── DATASET RECORDS

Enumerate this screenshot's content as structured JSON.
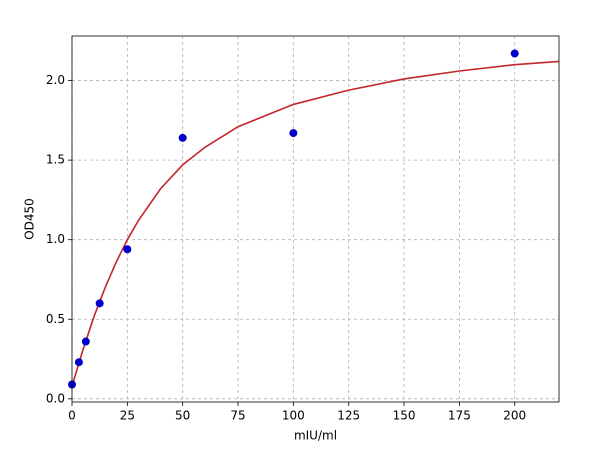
{
  "chart_data": {
    "type": "scatter",
    "x_label": "mIU/ml",
    "y_label": "OD450",
    "xlim": [
      0,
      220
    ],
    "ylim": [
      -0.02,
      2.28
    ],
    "xticks": [
      0,
      25,
      50,
      75,
      100,
      125,
      150,
      175,
      200
    ],
    "yticks": [
      {
        "value": 0,
        "label": "0.0"
      },
      {
        "value": 0.5,
        "label": "0.5"
      },
      {
        "value": 1,
        "label": "1.0"
      },
      {
        "value": 1.5,
        "label": "1.5"
      },
      {
        "value": 2,
        "label": "2.0"
      }
    ],
    "grid": true,
    "series": [
      {
        "type": "line",
        "color": "#c4262b",
        "x": [
          0,
          5,
          10,
          15,
          20,
          25,
          30,
          40,
          50,
          60,
          75,
          100,
          125,
          150,
          175,
          200,
          220
        ],
        "values": [
          0.08,
          0.31,
          0.52,
          0.7,
          0.86,
          1.0,
          1.12,
          1.32,
          1.47,
          1.58,
          1.71,
          1.85,
          1.94,
          2.01,
          2.06,
          2.1,
          2.12
        ]
      },
      {
        "type": "scatter",
        "color": "#0000cc",
        "x": [
          0,
          3.125,
          6.25,
          12.5,
          25,
          50,
          100,
          200
        ],
        "values": [
          0.09,
          0.23,
          0.36,
          0.6,
          0.94,
          1.64,
          1.67,
          2.17
        ]
      }
    ]
  }
}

────

**GOAL**
Please set down each line of the data above exactly as written, without the pictures.

**SOLUTION FOR THIS EXERCISE**
Enumerate this screenshot's content as structured JSON.
{
  "chart_data": {
    "type": "scatter",
    "x_label": "mIU/ml",
    "y_label": "OD450",
    "xlim": [
      0,
      220
    ],
    "ylim": [
      -0.02,
      2.28
    ],
    "xticks": [
      0,
      25,
      50,
      75,
      100,
      125,
      150,
      175,
      200
    ],
    "yticks": [
      {
        "value": 0,
        "label": "0.0"
      },
      {
        "value": 0.5,
        "label": "0.5"
      },
      {
        "value": 1,
        "label": "1.0"
      },
      {
        "value": 1.5,
        "label": "1.5"
      },
      {
        "value": 2,
        "label": "2.0"
      }
    ],
    "grid": true,
    "series": [
      {
        "type": "line",
        "color": "#c4262b",
        "x": [
          0,
          5,
          10,
          15,
          20,
          25,
          30,
          40,
          50,
          60,
          75,
          100,
          125,
          150,
          175,
          200,
          220
        ],
        "values": [
          0.08,
          0.31,
          0.52,
          0.7,
          0.86,
          1.0,
          1.12,
          1.32,
          1.47,
          1.58,
          1.71,
          1.85,
          1.94,
          2.01,
          2.06,
          2.1,
          2.12
        ]
      },
      {
        "type": "scatter",
        "color": "#0000cc",
        "x": [
          0,
          3.125,
          6.25,
          12.5,
          25,
          50,
          100,
          200
        ],
        "values": [
          0.09,
          0.23,
          0.36,
          0.6,
          0.94,
          1.64,
          1.67,
          2.17
        ]
      }
    ]
  }
}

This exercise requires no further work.